## Instruction
Rewrite the rows below with "meta-row" replaced by "info-row" wherever it appears, and change nothing else.
═════ Task material ═════
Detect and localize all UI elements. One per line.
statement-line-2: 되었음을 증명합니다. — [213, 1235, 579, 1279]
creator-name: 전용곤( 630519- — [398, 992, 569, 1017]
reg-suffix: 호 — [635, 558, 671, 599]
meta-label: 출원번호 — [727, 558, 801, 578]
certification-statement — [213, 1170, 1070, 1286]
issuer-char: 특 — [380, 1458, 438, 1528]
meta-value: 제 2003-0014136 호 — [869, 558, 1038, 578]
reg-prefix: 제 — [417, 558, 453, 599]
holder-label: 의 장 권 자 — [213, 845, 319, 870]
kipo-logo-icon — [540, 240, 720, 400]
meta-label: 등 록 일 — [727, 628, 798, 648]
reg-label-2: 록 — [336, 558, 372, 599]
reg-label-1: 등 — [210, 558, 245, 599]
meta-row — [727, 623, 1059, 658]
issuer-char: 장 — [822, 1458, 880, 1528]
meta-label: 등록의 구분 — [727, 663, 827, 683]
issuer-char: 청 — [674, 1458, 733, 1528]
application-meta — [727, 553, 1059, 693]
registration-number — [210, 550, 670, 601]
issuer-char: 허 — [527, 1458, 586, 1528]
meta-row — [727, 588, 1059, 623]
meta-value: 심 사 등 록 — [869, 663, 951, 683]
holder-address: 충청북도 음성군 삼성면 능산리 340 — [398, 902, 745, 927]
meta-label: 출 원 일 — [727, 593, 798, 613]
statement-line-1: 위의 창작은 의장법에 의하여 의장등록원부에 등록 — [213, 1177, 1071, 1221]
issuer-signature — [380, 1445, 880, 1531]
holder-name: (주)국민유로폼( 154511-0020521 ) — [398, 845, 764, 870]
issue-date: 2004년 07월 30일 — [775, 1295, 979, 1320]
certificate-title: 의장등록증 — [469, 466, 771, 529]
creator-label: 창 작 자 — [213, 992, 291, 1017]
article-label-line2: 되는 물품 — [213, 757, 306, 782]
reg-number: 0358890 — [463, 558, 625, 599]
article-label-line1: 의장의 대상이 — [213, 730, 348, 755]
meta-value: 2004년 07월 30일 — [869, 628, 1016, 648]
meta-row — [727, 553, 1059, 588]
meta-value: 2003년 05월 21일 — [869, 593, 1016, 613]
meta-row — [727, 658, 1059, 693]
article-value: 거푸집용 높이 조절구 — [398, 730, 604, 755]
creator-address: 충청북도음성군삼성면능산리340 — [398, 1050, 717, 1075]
═════
## Result of the task
Detect and localize all UI elements. One per line.
statement-line-2: 되었음을 증명합니다. — [213, 1235, 579, 1279]
creator-name: 전용곤( 630519- — [398, 992, 569, 1017]
reg-suffix: 호 — [635, 558, 671, 599]
meta-label: 출원번호 — [727, 558, 801, 578]
certification-statement — [213, 1170, 1070, 1286]
issuer-char: 특 — [380, 1458, 438, 1528]
meta-value: 제 2003-0014136 호 — [869, 558, 1038, 578]
reg-prefix: 제 — [417, 558, 453, 599]
holder-label: 의 장 권 자 — [213, 845, 319, 870]
kipo-logo-icon — [540, 240, 720, 400]
meta-label: 등 록 일 — [727, 628, 798, 648]
reg-label-2: 록 — [336, 558, 372, 599]
reg-label-1: 등 — [210, 558, 245, 599]
info-row — [727, 623, 1059, 658]
issuer-char: 장 — [822, 1458, 880, 1528]
meta-label: 등록의 구분 — [727, 663, 827, 683]
issuer-char: 청 — [674, 1458, 733, 1528]
application-meta — [727, 553, 1059, 693]
registration-number — [210, 550, 670, 601]
issuer-char: 허 — [527, 1458, 586, 1528]
info-row — [727, 588, 1059, 623]
meta-value: 심 사 등 록 — [869, 663, 951, 683]
holder-address: 충청북도 음성군 삼성면 능산리 340 — [398, 902, 745, 927]
meta-label: 출 원 일 — [727, 593, 798, 613]
statement-line-1: 위의 창작은 의장법에 의하여 의장등록원부에 등록 — [213, 1177, 1071, 1221]
issuer-signature — [380, 1445, 880, 1531]
holder-name: (주)국민유로폼( 154511-0020521 ) — [398, 845, 764, 870]
issue-date: 2004년 07월 30일 — [775, 1295, 979, 1320]
certificate-title: 의장등록증 — [469, 466, 771, 529]
creator-label: 창 작 자 — [213, 992, 291, 1017]
article-label-line2: 되는 물품 — [213, 757, 306, 782]
reg-number: 0358890 — [463, 558, 625, 599]
article-label-line1: 의장의 대상이 — [213, 730, 348, 755]
meta-value: 2004년 07월 30일 — [869, 628, 1016, 648]
info-row — [727, 553, 1059, 588]
meta-value: 2003년 05월 21일 — [869, 593, 1016, 613]
info-row — [727, 658, 1059, 693]
article-value: 거푸집용 높이 조절구 — [398, 730, 604, 755]
creator-address: 충청북도음성군삼성면능산리340 — [398, 1050, 717, 1075]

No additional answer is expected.